**Written request**
Repeat all of the records verbatim.

+++ Input for this task

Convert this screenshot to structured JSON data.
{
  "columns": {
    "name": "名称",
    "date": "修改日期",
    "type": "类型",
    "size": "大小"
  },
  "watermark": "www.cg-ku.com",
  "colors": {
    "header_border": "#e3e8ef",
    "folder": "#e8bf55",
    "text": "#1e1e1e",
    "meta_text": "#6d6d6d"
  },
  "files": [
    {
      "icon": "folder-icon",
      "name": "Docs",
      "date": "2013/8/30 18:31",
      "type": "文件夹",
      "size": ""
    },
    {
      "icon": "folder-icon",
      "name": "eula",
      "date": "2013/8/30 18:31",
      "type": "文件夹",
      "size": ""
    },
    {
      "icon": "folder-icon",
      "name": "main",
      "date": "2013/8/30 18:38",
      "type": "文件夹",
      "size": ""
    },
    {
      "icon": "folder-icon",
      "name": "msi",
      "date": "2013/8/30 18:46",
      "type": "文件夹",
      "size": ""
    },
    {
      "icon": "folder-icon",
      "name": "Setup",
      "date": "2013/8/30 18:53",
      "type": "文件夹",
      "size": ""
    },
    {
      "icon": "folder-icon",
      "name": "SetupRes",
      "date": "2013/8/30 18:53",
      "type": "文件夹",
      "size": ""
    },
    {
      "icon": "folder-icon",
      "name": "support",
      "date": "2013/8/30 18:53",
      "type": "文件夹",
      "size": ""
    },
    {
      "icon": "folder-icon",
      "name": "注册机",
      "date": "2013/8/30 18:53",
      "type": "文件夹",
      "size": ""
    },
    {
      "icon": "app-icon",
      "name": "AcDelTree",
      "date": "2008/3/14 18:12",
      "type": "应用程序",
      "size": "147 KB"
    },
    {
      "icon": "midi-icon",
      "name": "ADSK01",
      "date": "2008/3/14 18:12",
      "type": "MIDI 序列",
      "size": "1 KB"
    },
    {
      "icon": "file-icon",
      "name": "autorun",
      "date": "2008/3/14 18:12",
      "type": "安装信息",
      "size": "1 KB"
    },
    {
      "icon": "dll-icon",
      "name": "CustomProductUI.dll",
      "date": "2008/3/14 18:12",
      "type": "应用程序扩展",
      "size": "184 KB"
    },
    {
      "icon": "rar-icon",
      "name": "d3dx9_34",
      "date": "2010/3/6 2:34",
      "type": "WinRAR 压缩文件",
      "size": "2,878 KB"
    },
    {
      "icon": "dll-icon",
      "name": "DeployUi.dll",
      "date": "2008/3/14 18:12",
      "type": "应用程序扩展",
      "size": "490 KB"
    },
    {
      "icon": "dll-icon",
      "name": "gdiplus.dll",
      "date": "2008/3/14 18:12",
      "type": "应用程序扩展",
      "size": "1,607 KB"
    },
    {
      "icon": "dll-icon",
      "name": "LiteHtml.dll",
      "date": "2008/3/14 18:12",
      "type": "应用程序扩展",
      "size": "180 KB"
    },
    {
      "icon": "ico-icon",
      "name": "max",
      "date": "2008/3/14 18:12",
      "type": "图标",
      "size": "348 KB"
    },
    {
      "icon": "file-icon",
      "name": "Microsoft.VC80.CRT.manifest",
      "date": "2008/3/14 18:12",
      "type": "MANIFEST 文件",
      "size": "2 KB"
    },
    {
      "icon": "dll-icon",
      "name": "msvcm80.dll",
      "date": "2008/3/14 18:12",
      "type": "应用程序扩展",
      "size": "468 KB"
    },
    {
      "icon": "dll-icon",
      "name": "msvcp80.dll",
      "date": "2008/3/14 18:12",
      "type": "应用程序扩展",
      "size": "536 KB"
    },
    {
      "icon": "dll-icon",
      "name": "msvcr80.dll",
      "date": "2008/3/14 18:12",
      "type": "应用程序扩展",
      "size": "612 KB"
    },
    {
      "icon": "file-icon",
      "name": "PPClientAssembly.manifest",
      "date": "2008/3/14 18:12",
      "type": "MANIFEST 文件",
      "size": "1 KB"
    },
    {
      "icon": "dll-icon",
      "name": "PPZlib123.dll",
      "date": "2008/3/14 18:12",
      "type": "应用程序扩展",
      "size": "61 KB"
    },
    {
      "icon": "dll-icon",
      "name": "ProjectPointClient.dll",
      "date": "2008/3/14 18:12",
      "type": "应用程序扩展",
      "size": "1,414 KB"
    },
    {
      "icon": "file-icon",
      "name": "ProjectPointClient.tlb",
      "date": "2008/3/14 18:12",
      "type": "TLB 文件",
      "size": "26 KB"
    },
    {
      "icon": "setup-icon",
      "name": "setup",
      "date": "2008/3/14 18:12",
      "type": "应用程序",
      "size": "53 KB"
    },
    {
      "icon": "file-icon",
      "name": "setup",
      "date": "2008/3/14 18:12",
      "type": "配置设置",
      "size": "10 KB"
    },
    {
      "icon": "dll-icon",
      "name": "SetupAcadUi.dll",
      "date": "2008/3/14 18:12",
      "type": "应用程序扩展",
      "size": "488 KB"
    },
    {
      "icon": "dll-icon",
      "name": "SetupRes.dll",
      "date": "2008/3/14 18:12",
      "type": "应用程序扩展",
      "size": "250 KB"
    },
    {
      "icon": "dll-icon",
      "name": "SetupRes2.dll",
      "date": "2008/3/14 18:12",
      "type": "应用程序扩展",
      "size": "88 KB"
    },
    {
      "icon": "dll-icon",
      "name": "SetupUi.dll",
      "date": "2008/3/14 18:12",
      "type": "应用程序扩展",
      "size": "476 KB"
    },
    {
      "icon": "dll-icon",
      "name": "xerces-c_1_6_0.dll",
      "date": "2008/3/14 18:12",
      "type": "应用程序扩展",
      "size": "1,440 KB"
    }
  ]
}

++++++

**Exercise response**
Convert this screenshot to structured JSON data.
{
  "columns": {
    "name": "名称",
    "date": "修改日期",
    "type": "类型",
    "size": "大小"
  },
  "watermark": "www.cg-ku.com",
  "colors": {
    "header_border": "#e3e8ef",
    "folder": "#e8bf55",
    "text": "#1e1e1e",
    "meta_text": "#6d6d6d"
  },
  "files": [
    {
      "icon": "folder-icon",
      "name": "Docs",
      "date": "2013/8/30 18:31",
      "type": "文件夹",
      "size": ""
    },
    {
      "icon": "folder-icon",
      "name": "eula",
      "date": "2013/8/30 18:31",
      "type": "文件夹",
      "size": ""
    },
    {
      "icon": "folder-icon",
      "name": "main",
      "date": "2013/8/30 18:38",
      "type": "文件夹",
      "size": ""
    },
    {
      "icon": "folder-icon",
      "name": "msi",
      "date": "2013/8/30 18:46",
      "type": "文件夹",
      "size": ""
    },
    {
      "icon": "folder-icon",
      "name": "Setup",
      "date": "2013/8/30 18:53",
      "type": "文件夹",
      "size": ""
    },
    {
      "icon": "folder-icon",
      "name": "SetupRes",
      "date": "2013/8/30 18:53",
      "type": "文件夹",
      "size": ""
    },
    {
      "icon": "folder-icon",
      "name": "support",
      "date": "2013/8/30 18:53",
      "type": "文件夹",
      "size": ""
    },
    {
      "icon": "folder-icon",
      "name": "注册机",
      "date": "2013/8/30 18:53",
      "type": "文件夹",
      "size": ""
    },
    {
      "icon": "app-icon",
      "name": "AcDelTree",
      "date": "2008/3/14 18:12",
      "type": "应用程序",
      "size": "147 KB"
    },
    {
      "icon": "midi-icon",
      "name": "ADSK01",
      "date": "2008/3/14 18:12",
      "type": "MIDI 序列",
      "size": "1 KB"
    },
    {
      "icon": "file-icon",
      "name": "autorun",
      "date": "2008/3/14 18:12",
      "type": "安装信息",
      "size": "1 KB"
    },
    {
      "icon": "dll-icon",
      "name": "CustomProductUI.dll",
      "date": "2008/3/14 18:12",
      "type": "应用程序扩展",
      "size": "184 KB"
    },
    {
      "icon": "rar-icon",
      "name": "d3dx9_34",
      "date": "2010/3/6 2:34",
      "type": "WinRAR 压缩文件",
      "size": "2,878 KB"
    },
    {
      "icon": "dll-icon",
      "name": "DeployUi.dll",
      "date": "2008/3/14 18:12",
      "type": "应用程序扩展",
      "size": "490 KB"
    },
    {
      "icon": "dll-icon",
      "name": "gdiplus.dll",
      "date": "2008/3/14 18:12",
      "type": "应用程序扩展",
      "size": "1,607 KB"
    },
    {
      "icon": "dll-icon",
      "name": "LiteHtml.dll",
      "date": "2008/3/14 18:12",
      "type": "应用程序扩展",
      "size": "180 KB"
    },
    {
      "icon": "ico-icon",
      "name": "max",
      "date": "2008/3/14 18:12",
      "type": "图标",
      "size": "348 KB"
    },
    {
      "icon": "file-icon",
      "name": "Microsoft.VC80.CRT.manifest",
      "date": "2008/3/14 18:12",
      "type": "MANIFEST 文件",
      "size": "2 KB"
    },
    {
      "icon": "dll-icon",
      "name": "msvcm80.dll",
      "date": "2008/3/14 18:12",
      "type": "应用程序扩展",
      "size": "468 KB"
    },
    {
      "icon": "dll-icon",
      "name": "msvcp80.dll",
      "date": "2008/3/14 18:12",
      "type": "应用程序扩展",
      "size": "536 KB"
    },
    {
      "icon": "dll-icon",
      "name": "msvcr80.dll",
      "date": "2008/3/14 18:12",
      "type": "应用程序扩展",
      "size": "612 KB"
    },
    {
      "icon": "file-icon",
      "name": "PPClientAssembly.manifest",
      "date": "2008/3/14 18:12",
      "type": "MANIFEST 文件",
      "size": "1 KB"
    },
    {
      "icon": "dll-icon",
      "name": "PPZlib123.dll",
      "date": "2008/3/14 18:12",
      "type": "应用程序扩展",
      "size": "61 KB"
    },
    {
      "icon": "dll-icon",
      "name": "ProjectPointClient.dll",
      "date": "2008/3/14 18:12",
      "type": "应用程序扩展",
      "size": "1,414 KB"
    },
    {
      "icon": "file-icon",
      "name": "ProjectPointClient.tlb",
      "date": "2008/3/14 18:12",
      "type": "TLB 文件",
      "size": "26 KB"
    },
    {
      "icon": "setup-icon",
      "name": "setup",
      "date": "2008/3/14 18:12",
      "type": "应用程序",
      "size": "53 KB"
    },
    {
      "icon": "file-icon",
      "name": "setup",
      "date": "2008/3/14 18:12",
      "type": "配置设置",
      "size": "10 KB"
    },
    {
      "icon": "dll-icon",
      "name": "SetupAcadUi.dll",
      "date": "2008/3/14 18:12",
      "type": "应用程序扩展",
      "size": "488 KB"
    },
    {
      "icon": "dll-icon",
      "name": "SetupRes.dll",
      "date": "2008/3/14 18:12",
      "type": "应用程序扩展",
      "size": "250 KB"
    },
    {
      "icon": "dll-icon",
      "name": "SetupRes2.dll",
      "date": "2008/3/14 18:12",
      "type": "应用程序扩展",
      "size": "88 KB"
    },
    {
      "icon": "dll-icon",
      "name": "SetupUi.dll",
      "date": "2008/3/14 18:12",
      "type": "应用程序扩展",
      "size": "476 KB"
    },
    {
      "icon": "dll-icon",
      "name": "xerces-c_1_6_0.dll",
      "date": "2008/3/14 18:12",
      "type": "应用程序扩展",
      "size": "1,440 KB"
    }
  ]
}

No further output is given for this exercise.